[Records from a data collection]
————

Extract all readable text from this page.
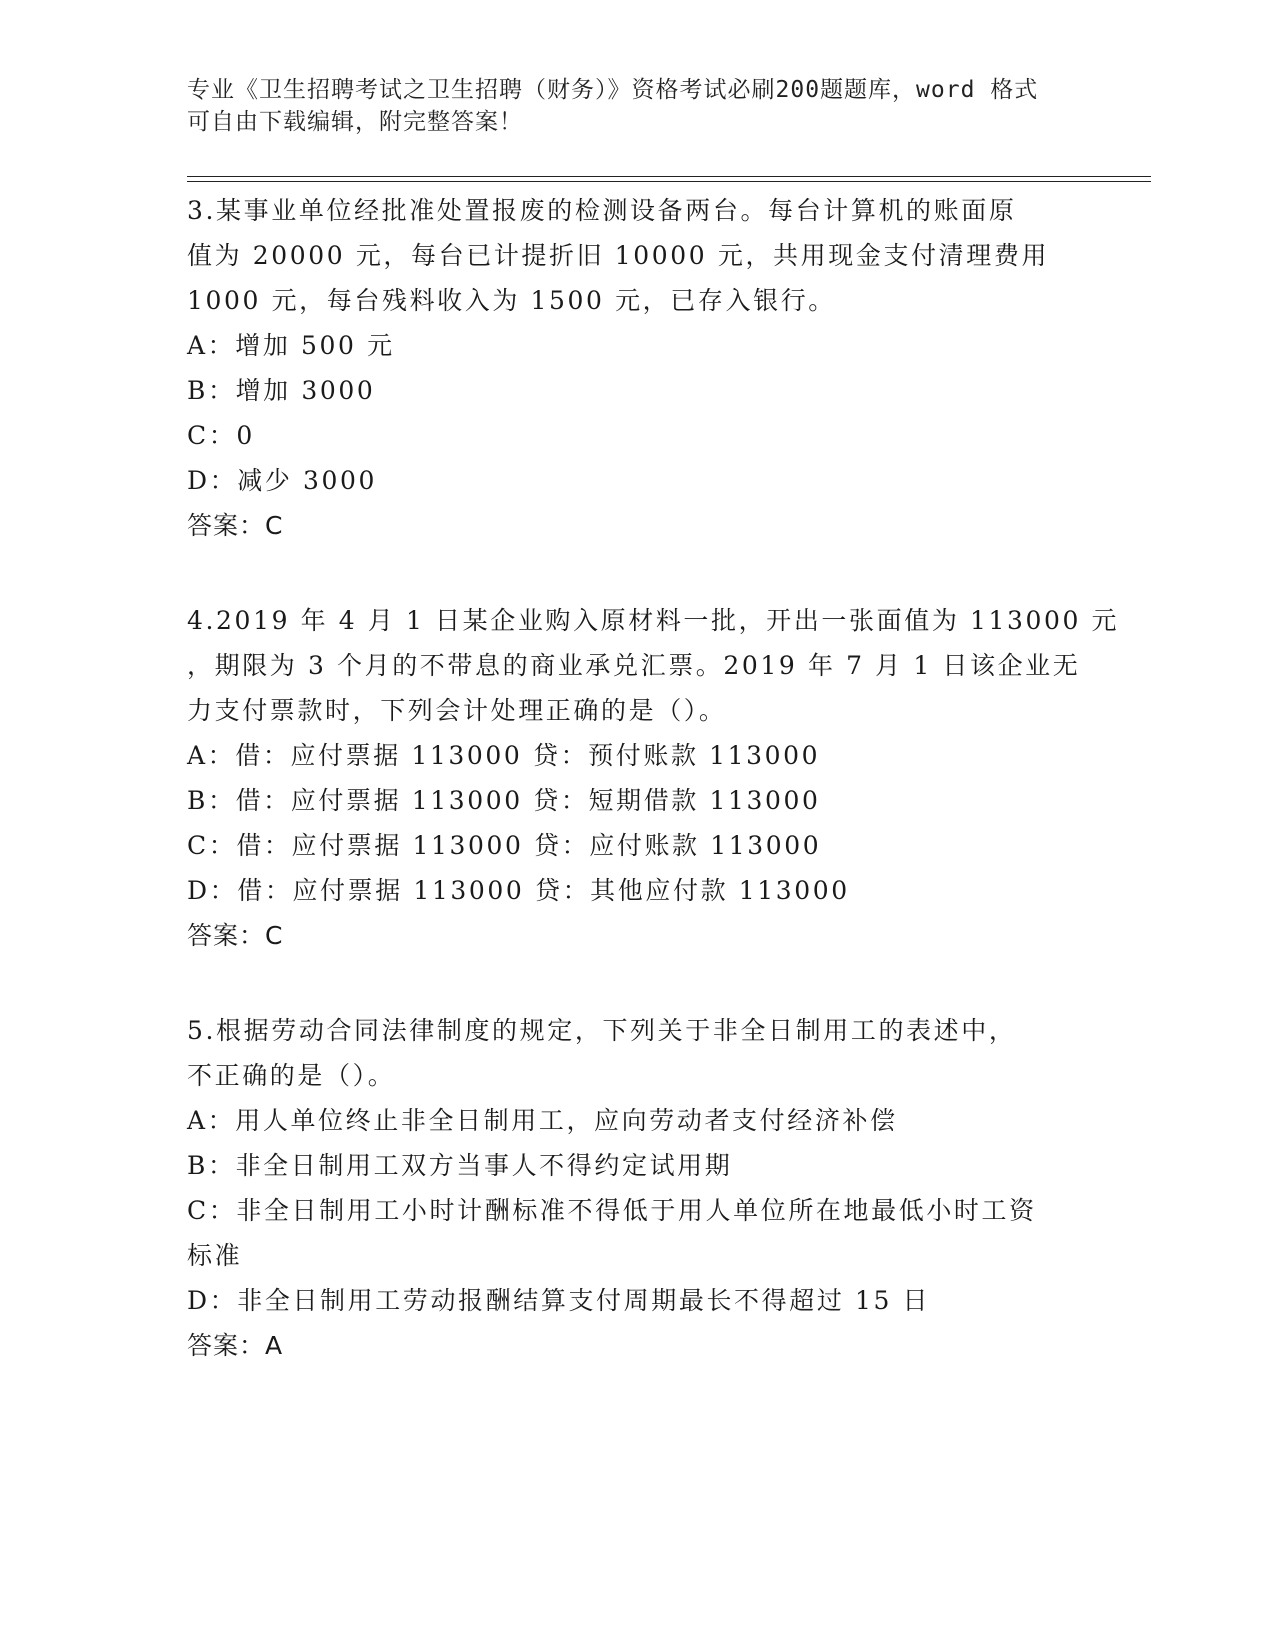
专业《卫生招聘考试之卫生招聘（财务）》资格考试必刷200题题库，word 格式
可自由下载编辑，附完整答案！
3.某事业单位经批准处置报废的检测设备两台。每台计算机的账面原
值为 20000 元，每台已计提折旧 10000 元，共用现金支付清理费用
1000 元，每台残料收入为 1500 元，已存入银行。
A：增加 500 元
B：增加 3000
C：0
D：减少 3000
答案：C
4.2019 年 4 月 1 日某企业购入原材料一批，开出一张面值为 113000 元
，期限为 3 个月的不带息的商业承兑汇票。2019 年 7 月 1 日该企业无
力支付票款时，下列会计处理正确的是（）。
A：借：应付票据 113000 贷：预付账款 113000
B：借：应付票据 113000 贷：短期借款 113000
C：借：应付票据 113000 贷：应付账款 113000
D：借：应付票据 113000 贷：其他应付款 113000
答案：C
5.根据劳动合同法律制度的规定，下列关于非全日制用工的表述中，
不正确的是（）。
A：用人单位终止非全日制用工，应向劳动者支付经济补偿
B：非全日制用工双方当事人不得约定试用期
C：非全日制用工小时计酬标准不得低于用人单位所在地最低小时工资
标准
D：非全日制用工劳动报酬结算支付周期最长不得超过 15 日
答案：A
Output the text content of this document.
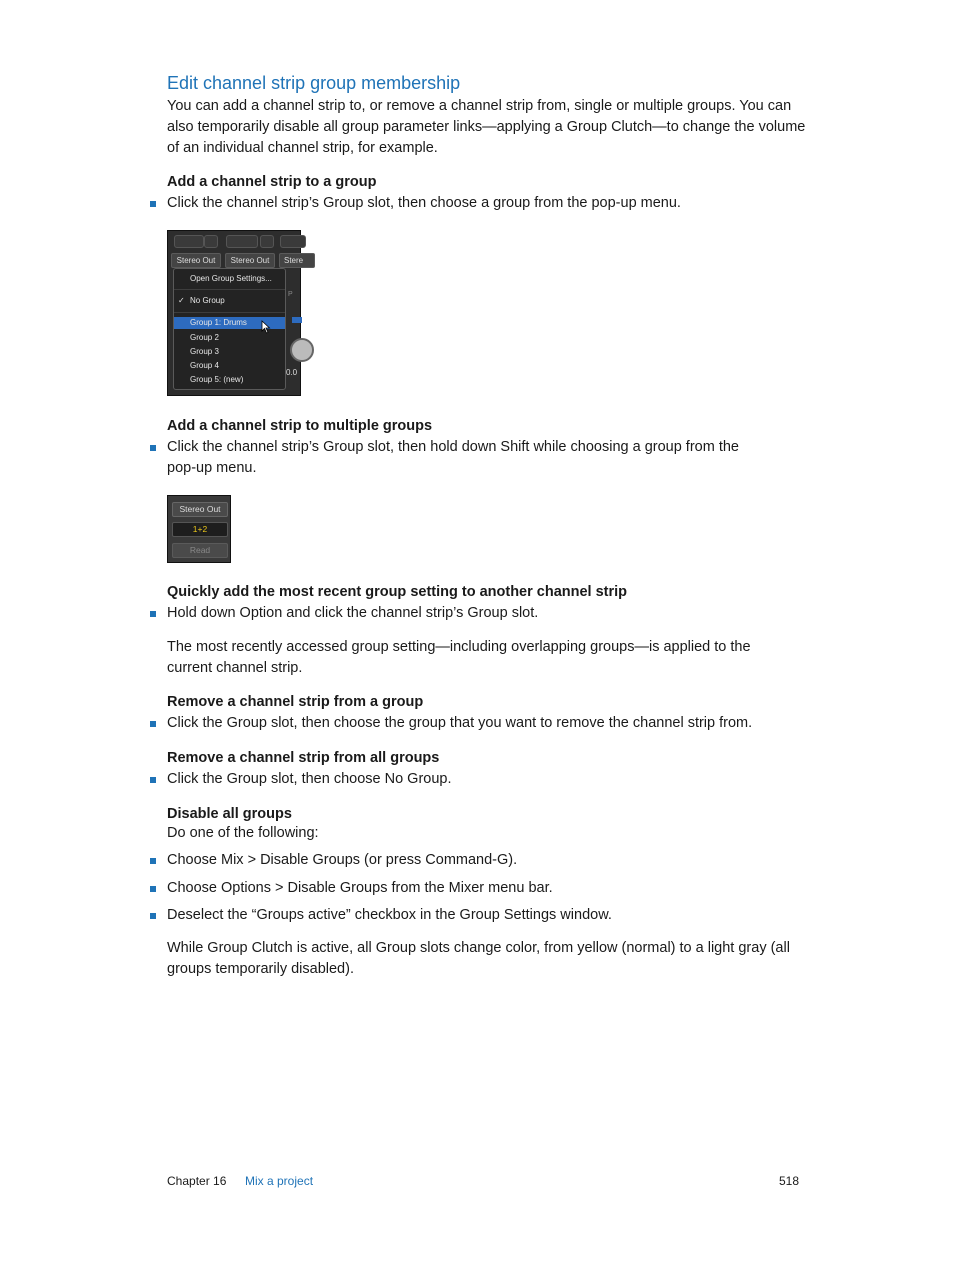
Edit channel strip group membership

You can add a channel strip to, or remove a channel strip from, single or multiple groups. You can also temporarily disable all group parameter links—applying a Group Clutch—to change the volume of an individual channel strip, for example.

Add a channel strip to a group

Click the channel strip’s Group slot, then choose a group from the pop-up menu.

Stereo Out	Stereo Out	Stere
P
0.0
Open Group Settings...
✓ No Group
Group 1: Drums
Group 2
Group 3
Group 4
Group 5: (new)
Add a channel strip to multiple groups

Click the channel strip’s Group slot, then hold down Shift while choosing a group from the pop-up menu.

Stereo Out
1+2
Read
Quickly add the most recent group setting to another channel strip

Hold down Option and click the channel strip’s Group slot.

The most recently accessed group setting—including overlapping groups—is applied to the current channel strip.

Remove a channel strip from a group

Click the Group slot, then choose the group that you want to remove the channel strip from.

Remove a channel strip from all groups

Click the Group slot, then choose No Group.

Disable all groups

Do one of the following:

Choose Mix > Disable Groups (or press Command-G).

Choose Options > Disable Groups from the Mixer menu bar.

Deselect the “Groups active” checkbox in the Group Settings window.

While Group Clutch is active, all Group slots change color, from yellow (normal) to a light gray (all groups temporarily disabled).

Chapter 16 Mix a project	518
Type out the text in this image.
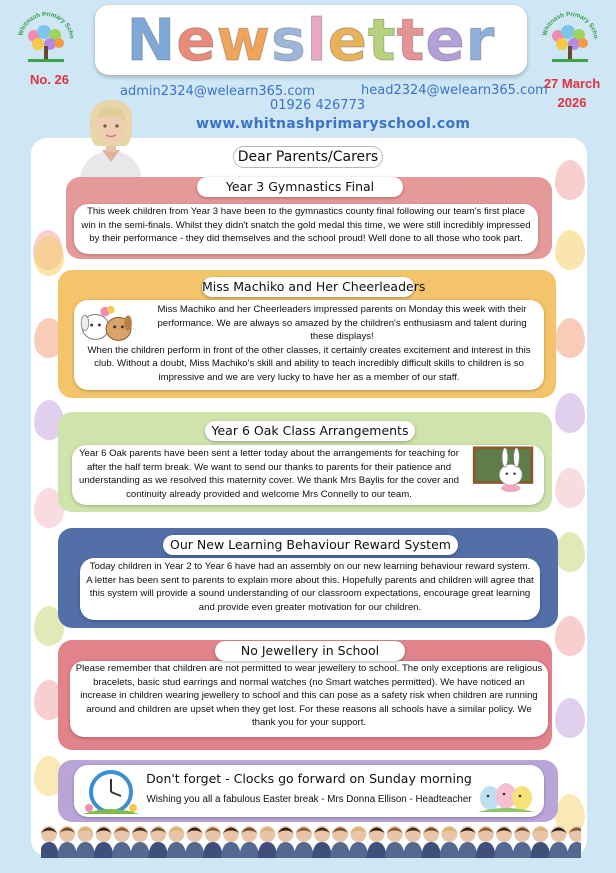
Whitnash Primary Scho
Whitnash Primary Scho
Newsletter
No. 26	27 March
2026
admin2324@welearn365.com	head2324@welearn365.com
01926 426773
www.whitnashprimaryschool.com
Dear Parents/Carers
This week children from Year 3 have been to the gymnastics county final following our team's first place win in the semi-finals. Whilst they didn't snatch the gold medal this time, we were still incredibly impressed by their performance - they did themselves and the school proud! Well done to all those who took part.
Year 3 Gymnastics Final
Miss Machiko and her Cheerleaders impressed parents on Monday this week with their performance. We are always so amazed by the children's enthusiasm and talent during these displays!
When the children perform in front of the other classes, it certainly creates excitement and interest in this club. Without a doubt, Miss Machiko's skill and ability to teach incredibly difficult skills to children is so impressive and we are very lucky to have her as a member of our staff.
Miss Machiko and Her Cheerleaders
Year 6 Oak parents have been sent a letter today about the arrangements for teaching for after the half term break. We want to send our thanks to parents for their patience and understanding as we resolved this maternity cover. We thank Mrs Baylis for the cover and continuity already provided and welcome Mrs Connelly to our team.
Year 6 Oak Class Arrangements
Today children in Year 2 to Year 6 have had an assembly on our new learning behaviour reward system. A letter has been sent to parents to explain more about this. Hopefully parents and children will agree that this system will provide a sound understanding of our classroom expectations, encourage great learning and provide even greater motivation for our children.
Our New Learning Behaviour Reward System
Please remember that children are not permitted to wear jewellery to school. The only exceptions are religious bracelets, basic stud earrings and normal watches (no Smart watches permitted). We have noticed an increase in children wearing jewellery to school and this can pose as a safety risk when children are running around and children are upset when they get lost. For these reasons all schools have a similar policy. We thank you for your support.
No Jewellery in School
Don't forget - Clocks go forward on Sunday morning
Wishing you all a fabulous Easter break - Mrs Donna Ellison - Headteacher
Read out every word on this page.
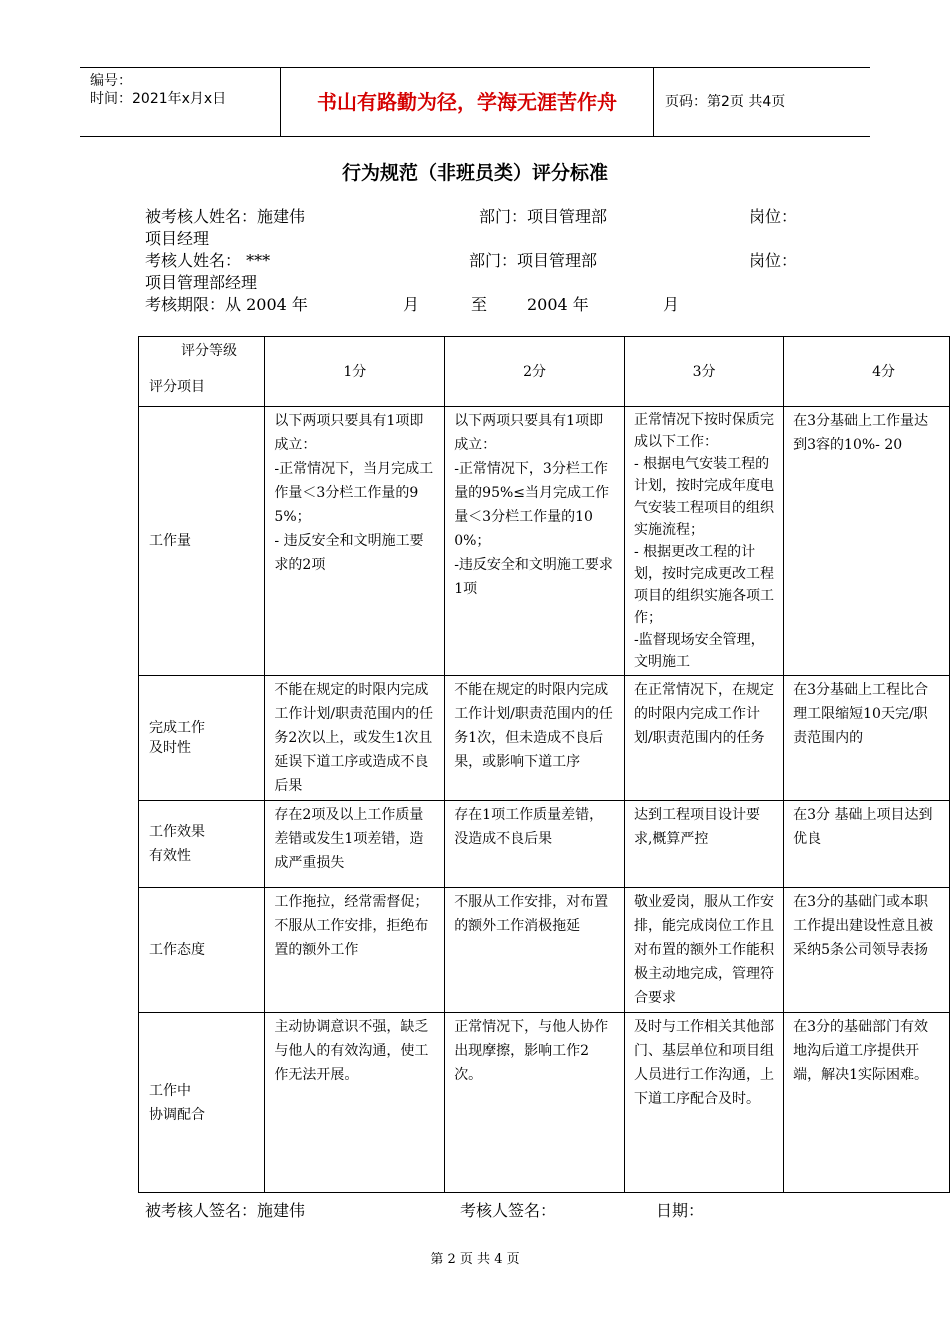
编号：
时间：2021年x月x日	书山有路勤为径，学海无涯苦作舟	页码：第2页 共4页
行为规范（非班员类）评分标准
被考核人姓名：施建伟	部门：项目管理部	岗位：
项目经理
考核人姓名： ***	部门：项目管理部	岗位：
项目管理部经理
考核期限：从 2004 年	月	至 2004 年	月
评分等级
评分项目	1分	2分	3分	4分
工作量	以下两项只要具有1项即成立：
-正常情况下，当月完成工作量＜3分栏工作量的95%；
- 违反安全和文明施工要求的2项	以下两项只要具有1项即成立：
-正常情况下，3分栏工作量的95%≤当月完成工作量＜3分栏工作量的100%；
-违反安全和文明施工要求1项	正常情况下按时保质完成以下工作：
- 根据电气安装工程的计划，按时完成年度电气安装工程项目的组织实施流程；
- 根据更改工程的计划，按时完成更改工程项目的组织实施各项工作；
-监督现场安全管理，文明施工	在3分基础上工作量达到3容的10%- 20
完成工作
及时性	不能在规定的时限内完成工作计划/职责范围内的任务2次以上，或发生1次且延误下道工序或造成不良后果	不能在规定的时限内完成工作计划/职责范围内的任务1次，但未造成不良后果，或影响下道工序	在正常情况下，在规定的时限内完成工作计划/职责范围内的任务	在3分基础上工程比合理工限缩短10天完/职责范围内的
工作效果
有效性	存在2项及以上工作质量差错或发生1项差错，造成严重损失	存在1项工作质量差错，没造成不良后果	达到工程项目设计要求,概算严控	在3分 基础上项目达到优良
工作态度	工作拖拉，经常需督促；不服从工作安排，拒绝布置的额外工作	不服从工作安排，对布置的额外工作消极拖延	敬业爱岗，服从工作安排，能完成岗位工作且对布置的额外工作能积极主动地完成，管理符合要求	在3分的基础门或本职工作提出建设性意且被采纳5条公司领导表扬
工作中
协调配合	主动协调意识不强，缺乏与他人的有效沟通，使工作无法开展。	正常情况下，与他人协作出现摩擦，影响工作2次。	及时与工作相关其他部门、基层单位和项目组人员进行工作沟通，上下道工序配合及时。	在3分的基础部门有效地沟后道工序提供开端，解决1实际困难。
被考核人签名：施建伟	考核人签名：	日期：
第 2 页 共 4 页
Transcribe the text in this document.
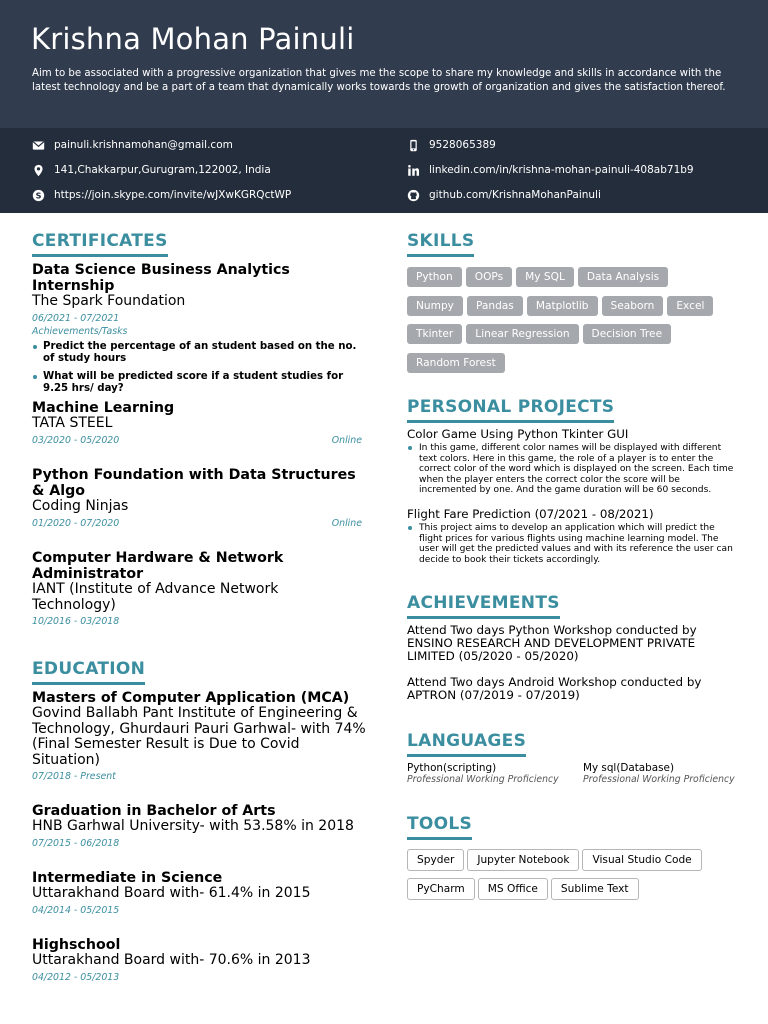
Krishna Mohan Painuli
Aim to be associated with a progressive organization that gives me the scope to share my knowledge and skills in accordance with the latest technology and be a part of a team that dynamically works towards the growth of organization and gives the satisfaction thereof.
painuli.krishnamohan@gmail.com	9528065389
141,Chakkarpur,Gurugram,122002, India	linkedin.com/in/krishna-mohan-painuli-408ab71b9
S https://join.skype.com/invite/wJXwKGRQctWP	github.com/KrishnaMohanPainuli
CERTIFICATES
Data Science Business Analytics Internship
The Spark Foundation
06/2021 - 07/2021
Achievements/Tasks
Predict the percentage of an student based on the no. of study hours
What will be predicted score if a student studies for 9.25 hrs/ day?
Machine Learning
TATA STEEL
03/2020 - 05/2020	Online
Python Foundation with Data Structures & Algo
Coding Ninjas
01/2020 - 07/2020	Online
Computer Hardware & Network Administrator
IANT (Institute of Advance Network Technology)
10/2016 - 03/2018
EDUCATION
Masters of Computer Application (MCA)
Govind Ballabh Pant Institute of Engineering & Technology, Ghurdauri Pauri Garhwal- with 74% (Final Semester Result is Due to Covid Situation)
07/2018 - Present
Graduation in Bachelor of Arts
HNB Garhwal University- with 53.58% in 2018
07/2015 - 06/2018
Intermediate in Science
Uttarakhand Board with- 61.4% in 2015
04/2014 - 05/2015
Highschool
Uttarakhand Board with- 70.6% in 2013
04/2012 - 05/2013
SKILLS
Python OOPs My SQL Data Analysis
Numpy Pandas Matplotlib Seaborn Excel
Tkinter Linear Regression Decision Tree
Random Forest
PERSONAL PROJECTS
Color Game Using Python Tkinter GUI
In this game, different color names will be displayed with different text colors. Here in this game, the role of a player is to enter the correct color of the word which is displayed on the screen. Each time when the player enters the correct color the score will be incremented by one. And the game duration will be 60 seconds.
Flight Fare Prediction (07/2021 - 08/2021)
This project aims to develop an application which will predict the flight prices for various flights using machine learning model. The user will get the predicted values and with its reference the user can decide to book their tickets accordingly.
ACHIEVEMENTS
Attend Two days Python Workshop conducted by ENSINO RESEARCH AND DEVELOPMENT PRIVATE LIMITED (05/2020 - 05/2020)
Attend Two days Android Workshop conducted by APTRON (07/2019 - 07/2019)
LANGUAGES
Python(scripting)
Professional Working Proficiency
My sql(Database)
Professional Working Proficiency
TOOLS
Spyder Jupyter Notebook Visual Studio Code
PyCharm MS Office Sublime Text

————

## WHAT NEEDS TO BE DONE
Return only the number of lines in the data above that include the word "most".

## SOLUTION TO THIS EXERCISE
2